Work to be completed: In the material below, find every line with "used" and pull it out.

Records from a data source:
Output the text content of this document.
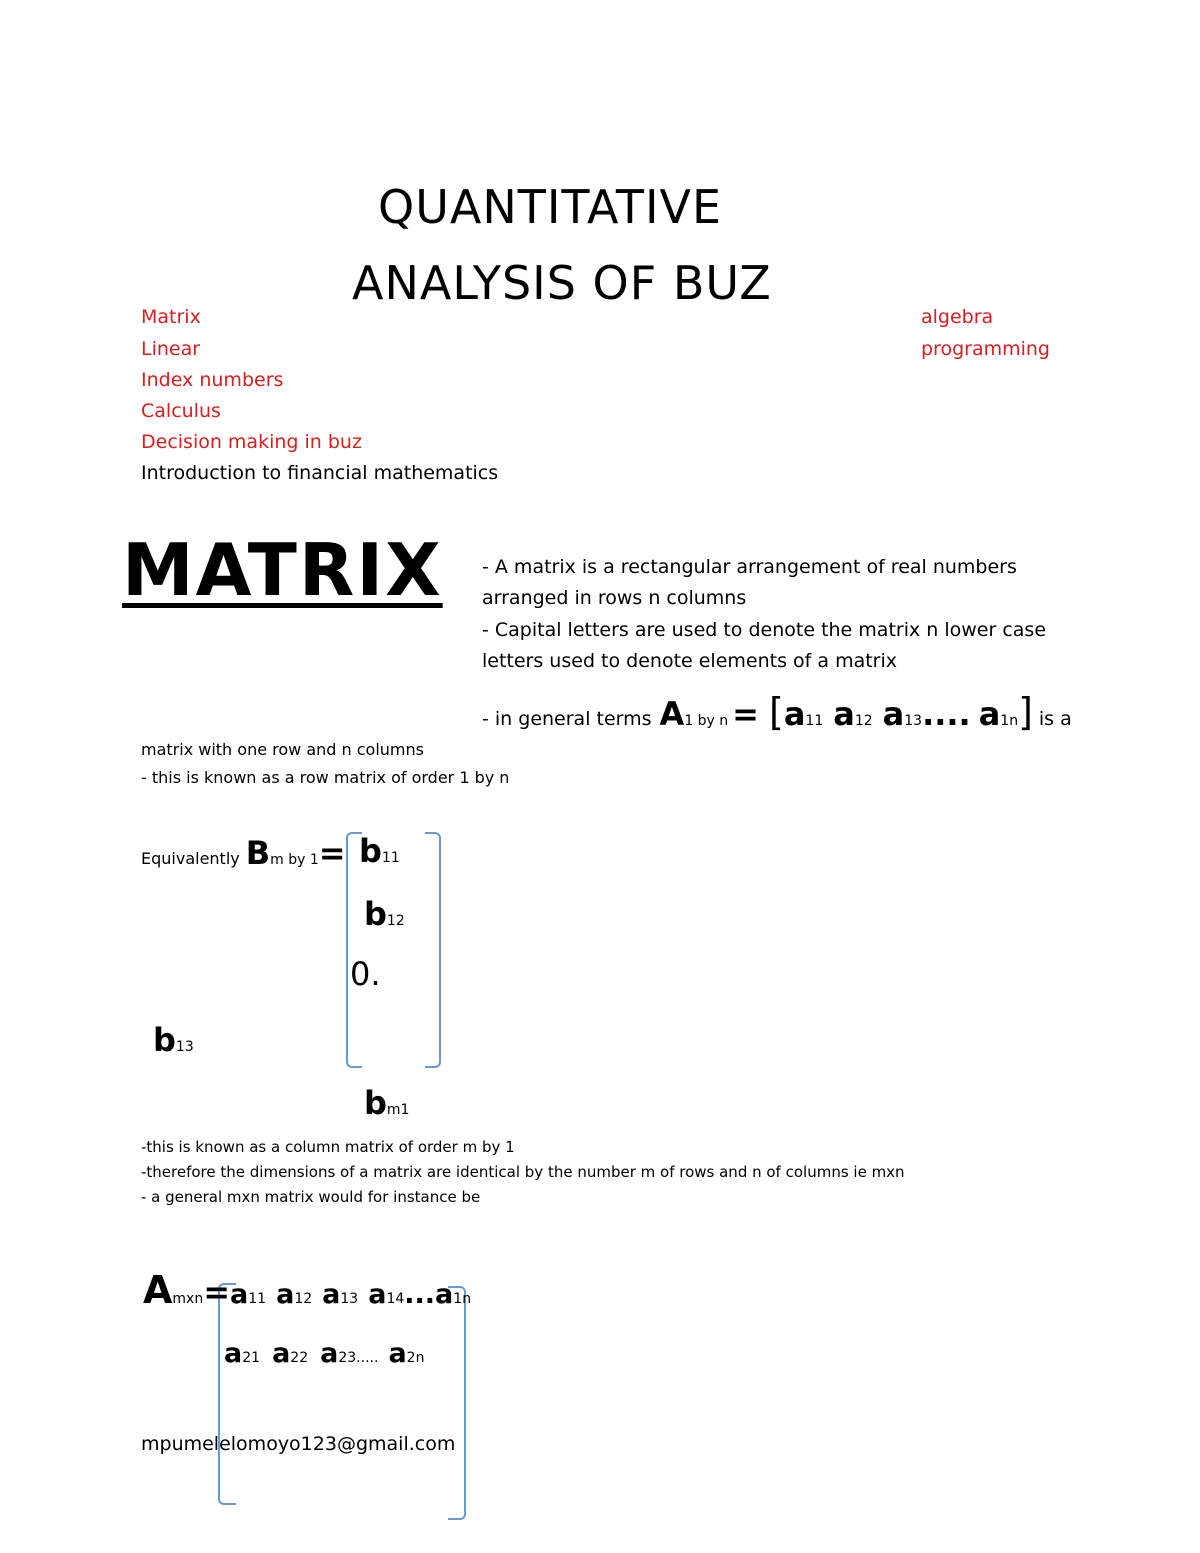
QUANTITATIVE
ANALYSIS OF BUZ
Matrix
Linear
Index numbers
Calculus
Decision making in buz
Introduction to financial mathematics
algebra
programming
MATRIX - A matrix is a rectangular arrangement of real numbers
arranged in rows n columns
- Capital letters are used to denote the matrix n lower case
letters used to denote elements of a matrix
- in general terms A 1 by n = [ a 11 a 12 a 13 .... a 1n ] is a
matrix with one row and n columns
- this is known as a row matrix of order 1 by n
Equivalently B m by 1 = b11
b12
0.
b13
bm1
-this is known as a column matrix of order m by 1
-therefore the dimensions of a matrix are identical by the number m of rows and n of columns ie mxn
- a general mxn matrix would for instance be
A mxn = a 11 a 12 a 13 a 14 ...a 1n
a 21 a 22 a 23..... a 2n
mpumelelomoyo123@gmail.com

Solution to this task:
- Capital letters are used to denote the matrix n lower case
letters used to denote elements of a matrix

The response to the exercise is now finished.